◆ Challenge:
Write out each line word for word. Drop pictures.

◆ Given data:

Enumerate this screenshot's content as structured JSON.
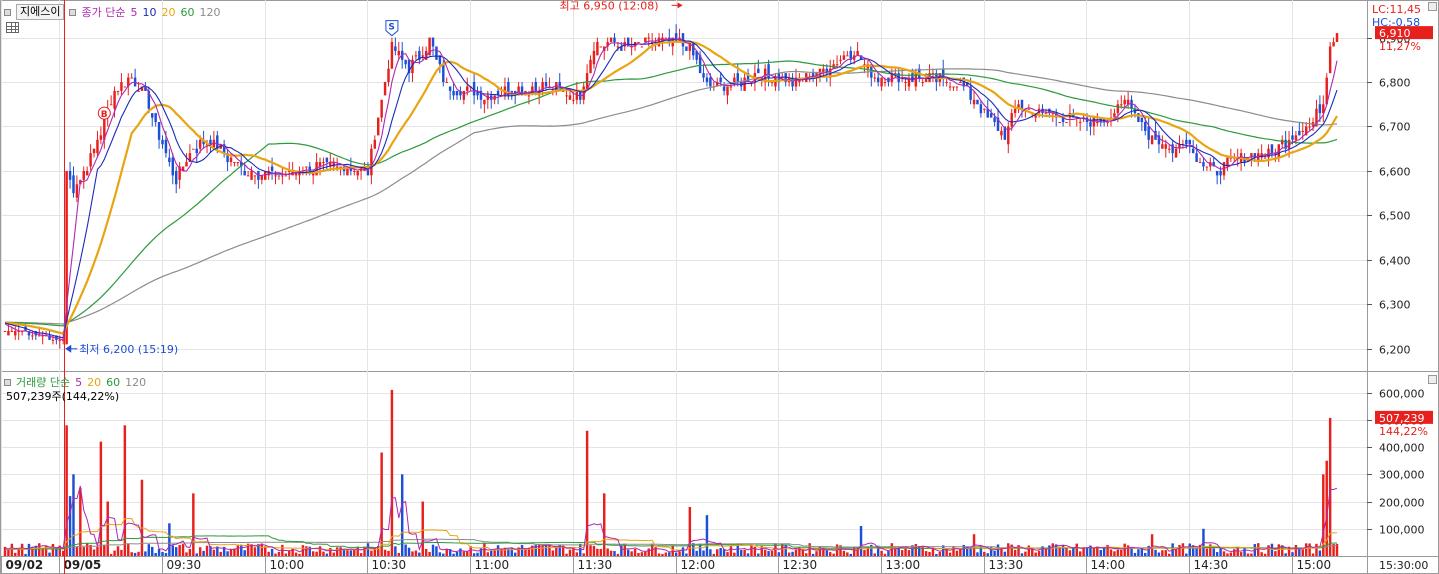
{
  "colors": {
    "up": "#e8201d",
    "down": "#1d4fd6",
    "ma5": "#b028b0",
    "ma10": "#1a2bb8",
    "ma20": "#e8a511",
    "ma60": "#2c9a3c",
    "ma120": "#8c8c8c",
    "axis_label_bg": "#e8201d"
  },
  "price_legend": {
    "stock_name": "지에스이",
    "label": "종가 단순",
    "periods": [
      "5",
      "10",
      "20",
      "60",
      "120"
    ]
  },
  "volume_legend": {
    "label": "거래량 단순",
    "periods": [
      "5",
      "20",
      "60",
      "120"
    ],
    "current_text": "507,239주(144,22%)"
  },
  "right_axis": {
    "lc": "LC:11,45",
    "hc": "HC:-0,58",
    "current_price": "6,910",
    "current_pct": "11,27%",
    "current_volume": "507,239",
    "current_volume_pct": "144,22%",
    "last_time": "15:30:00"
  },
  "annotations": {
    "high": "최고 6,950 (12:08)",
    "low": "최저 6,200 (15:19)",
    "marker_b": "B",
    "marker_s": "S"
  },
  "chart_data": [
    {
      "type": "candlestick",
      "title": "",
      "ylim": [
        6150,
        6980
      ],
      "y_ticks": [
        "6,900",
        "6,800",
        "6,700",
        "6,600",
        "6,500",
        "6,400",
        "6,300",
        "6,200"
      ],
      "y_tick_values": [
        6900,
        6800,
        6700,
        6600,
        6500,
        6400,
        6300,
        6200
      ],
      "x_ticks": [
        "09/02",
        "09/05",
        "09:30",
        "10:00",
        "10:30",
        "11:00",
        "11:30",
        "12:00",
        "12:30",
        "13:00",
        "13:30",
        "14:00",
        "14:30",
        "15:00"
      ],
      "grid": true,
      "close_anchor_points": [
        [
          0,
          6240
        ],
        [
          6,
          6235
        ],
        [
          12,
          6225
        ],
        [
          17,
          6215
        ],
        [
          18,
          6600
        ],
        [
          20,
          6560
        ],
        [
          24,
          6610
        ],
        [
          28,
          6690
        ],
        [
          32,
          6780
        ],
        [
          37,
          6810
        ],
        [
          41,
          6770
        ],
        [
          45,
          6680
        ],
        [
          50,
          6580
        ],
        [
          55,
          6650
        ],
        [
          60,
          6670
        ],
        [
          65,
          6630
        ],
        [
          70,
          6600
        ],
        [
          80,
          6590
        ],
        [
          90,
          6610
        ],
        [
          100,
          6610
        ],
        [
          106,
          6600
        ],
        [
          110,
          6760
        ],
        [
          113,
          6880
        ],
        [
          118,
          6830
        ],
        [
          124,
          6890
        ],
        [
          129,
          6790
        ],
        [
          135,
          6780
        ],
        [
          140,
          6770
        ],
        [
          148,
          6780
        ],
        [
          158,
          6790
        ],
        [
          168,
          6770
        ],
        [
          172,
          6880
        ],
        [
          176,
          6890
        ],
        [
          182,
          6880
        ],
        [
          190,
          6890
        ],
        [
          196,
          6890
        ],
        [
          200,
          6880
        ],
        [
          205,
          6790
        ],
        [
          212,
          6790
        ],
        [
          220,
          6820
        ],
        [
          230,
          6800
        ],
        [
          240,
          6830
        ],
        [
          248,
          6870
        ],
        [
          254,
          6810
        ],
        [
          260,
          6810
        ],
        [
          270,
          6810
        ],
        [
          278,
          6800
        ],
        [
          283,
          6760
        ],
        [
          288,
          6710
        ],
        [
          292,
          6680
        ],
        [
          296,
          6750
        ],
        [
          302,
          6730
        ],
        [
          308,
          6720
        ],
        [
          315,
          6710
        ],
        [
          322,
          6720
        ],
        [
          328,
          6760
        ],
        [
          334,
          6680
        ],
        [
          340,
          6650
        ],
        [
          345,
          6670
        ],
        [
          350,
          6610
        ],
        [
          354,
          6600
        ],
        [
          358,
          6620
        ],
        [
          364,
          6640
        ],
        [
          370,
          6640
        ],
        [
          376,
          6680
        ],
        [
          381,
          6700
        ],
        [
          385,
          6750
        ],
        [
          387,
          6890
        ],
        [
          389,
          6910
        ]
      ],
      "bar_count": 390,
      "session_break_index": 17
    },
    {
      "type": "bar",
      "title": "",
      "ylim": [
        0,
        650000
      ],
      "y_ticks": [
        "600,000",
        "500,000",
        "400,000",
        "300,000",
        "200,000",
        "100,000"
      ],
      "y_tick_values": [
        600000,
        500000,
        400000,
        300000,
        200000,
        100000
      ],
      "spikes": [
        [
          18,
          480000
        ],
        [
          19,
          220000
        ],
        [
          20,
          300000
        ],
        [
          22,
          250000
        ],
        [
          28,
          420000
        ],
        [
          30,
          200000
        ],
        [
          35,
          480000
        ],
        [
          40,
          280000
        ],
        [
          48,
          120000
        ],
        [
          55,
          230000
        ],
        [
          110,
          380000
        ],
        [
          113,
          610000
        ],
        [
          116,
          300000
        ],
        [
          122,
          200000
        ],
        [
          170,
          460000
        ],
        [
          175,
          230000
        ],
        [
          200,
          180000
        ],
        [
          205,
          150000
        ],
        [
          250,
          110000
        ],
        [
          283,
          80000
        ],
        [
          335,
          80000
        ],
        [
          350,
          100000
        ],
        [
          385,
          300000
        ],
        [
          386,
          350000
        ],
        [
          387,
          507239
        ]
      ],
      "baseline_volume": 25000
    }
  ]
}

◆ Result of the exercise:
Enumerate this screenshot's content as structured JSON.
{
  "colors": {
    "up": "#e8201d",
    "down": "#1d4fd6",
    "ma5": "#b028b0",
    "ma10": "#1a2bb8",
    "ma20": "#e8a511",
    "ma60": "#2c9a3c",
    "ma120": "#8c8c8c",
    "axis_label_bg": "#e8201d"
  },
  "price_legend": {
    "stock_name": "지에스이",
    "label": "종가 단순",
    "periods": [
      "5",
      "10",
      "20",
      "60",
      "120"
    ]
  },
  "volume_legend": {
    "label": "거래량 단순",
    "periods": [
      "5",
      "20",
      "60",
      "120"
    ],
    "current_text": "507,239주(144,22%)"
  },
  "right_axis": {
    "lc": "LC:11,45",
    "hc": "HC:-0,58",
    "current_price": "6,910",
    "current_pct": "11,27%",
    "current_volume": "507,239",
    "current_volume_pct": "144,22%",
    "last_time": "15:30:00"
  },
  "annotations": {
    "high": "최고 6,950 (12:08)",
    "low": "최저 6,200 (15:19)",
    "marker_b": "B",
    "marker_s": "S"
  },
  "chart_data": [
    {
      "type": "candlestick",
      "title": "",
      "ylim": [
        6150,
        6980
      ],
      "y_ticks": [
        "6,900",
        "6,800",
        "6,700",
        "6,600",
        "6,500",
        "6,400",
        "6,300",
        "6,200"
      ],
      "y_tick_values": [
        6900,
        6800,
        6700,
        6600,
        6500,
        6400,
        6300,
        6200
      ],
      "x_ticks": [
        "09/02",
        "09/05",
        "09:30",
        "10:00",
        "10:30",
        "11:00",
        "11:30",
        "12:00",
        "12:30",
        "13:00",
        "13:30",
        "14:00",
        "14:30",
        "15:00"
      ],
      "grid": true,
      "close_anchor_points": [
        [
          0,
          6240
        ],
        [
          6,
          6235
        ],
        [
          12,
          6225
        ],
        [
          17,
          6215
        ],
        [
          18,
          6600
        ],
        [
          20,
          6560
        ],
        [
          24,
          6610
        ],
        [
          28,
          6690
        ],
        [
          32,
          6780
        ],
        [
          37,
          6810
        ],
        [
          41,
          6770
        ],
        [
          45,
          6680
        ],
        [
          50,
          6580
        ],
        [
          55,
          6650
        ],
        [
          60,
          6670
        ],
        [
          65,
          6630
        ],
        [
          70,
          6600
        ],
        [
          80,
          6590
        ],
        [
          90,
          6610
        ],
        [
          100,
          6610
        ],
        [
          106,
          6600
        ],
        [
          110,
          6760
        ],
        [
          113,
          6880
        ],
        [
          118,
          6830
        ],
        [
          124,
          6890
        ],
        [
          129,
          6790
        ],
        [
          135,
          6780
        ],
        [
          140,
          6770
        ],
        [
          148,
          6780
        ],
        [
          158,
          6790
        ],
        [
          168,
          6770
        ],
        [
          172,
          6880
        ],
        [
          176,
          6890
        ],
        [
          182,
          6880
        ],
        [
          190,
          6890
        ],
        [
          196,
          6890
        ],
        [
          200,
          6880
        ],
        [
          205,
          6790
        ],
        [
          212,
          6790
        ],
        [
          220,
          6820
        ],
        [
          230,
          6800
        ],
        [
          240,
          6830
        ],
        [
          248,
          6870
        ],
        [
          254,
          6810
        ],
        [
          260,
          6810
        ],
        [
          270,
          6810
        ],
        [
          278,
          6800
        ],
        [
          283,
          6760
        ],
        [
          288,
          6710
        ],
        [
          292,
          6680
        ],
        [
          296,
          6750
        ],
        [
          302,
          6730
        ],
        [
          308,
          6720
        ],
        [
          315,
          6710
        ],
        [
          322,
          6720
        ],
        [
          328,
          6760
        ],
        [
          334,
          6680
        ],
        [
          340,
          6650
        ],
        [
          345,
          6670
        ],
        [
          350,
          6610
        ],
        [
          354,
          6600
        ],
        [
          358,
          6620
        ],
        [
          364,
          6640
        ],
        [
          370,
          6640
        ],
        [
          376,
          6680
        ],
        [
          381,
          6700
        ],
        [
          385,
          6750
        ],
        [
          387,
          6890
        ],
        [
          389,
          6910
        ]
      ],
      "bar_count": 390,
      "session_break_index": 17
    },
    {
      "type": "bar",
      "title": "",
      "ylim": [
        0,
        650000
      ],
      "y_ticks": [
        "600,000",
        "500,000",
        "400,000",
        "300,000",
        "200,000",
        "100,000"
      ],
      "y_tick_values": [
        600000,
        500000,
        400000,
        300000,
        200000,
        100000
      ],
      "spikes": [
        [
          18,
          480000
        ],
        [
          19,
          220000
        ],
        [
          20,
          300000
        ],
        [
          22,
          250000
        ],
        [
          28,
          420000
        ],
        [
          30,
          200000
        ],
        [
          35,
          480000
        ],
        [
          40,
          280000
        ],
        [
          48,
          120000
        ],
        [
          55,
          230000
        ],
        [
          110,
          380000
        ],
        [
          113,
          610000
        ],
        [
          116,
          300000
        ],
        [
          122,
          200000
        ],
        [
          170,
          460000
        ],
        [
          175,
          230000
        ],
        [
          200,
          180000
        ],
        [
          205,
          150000
        ],
        [
          250,
          110000
        ],
        [
          283,
          80000
        ],
        [
          335,
          80000
        ],
        [
          350,
          100000
        ],
        [
          385,
          300000
        ],
        [
          386,
          350000
        ],
        [
          387,
          507239
        ]
      ],
      "baseline_volume": 25000
    }
  ]
}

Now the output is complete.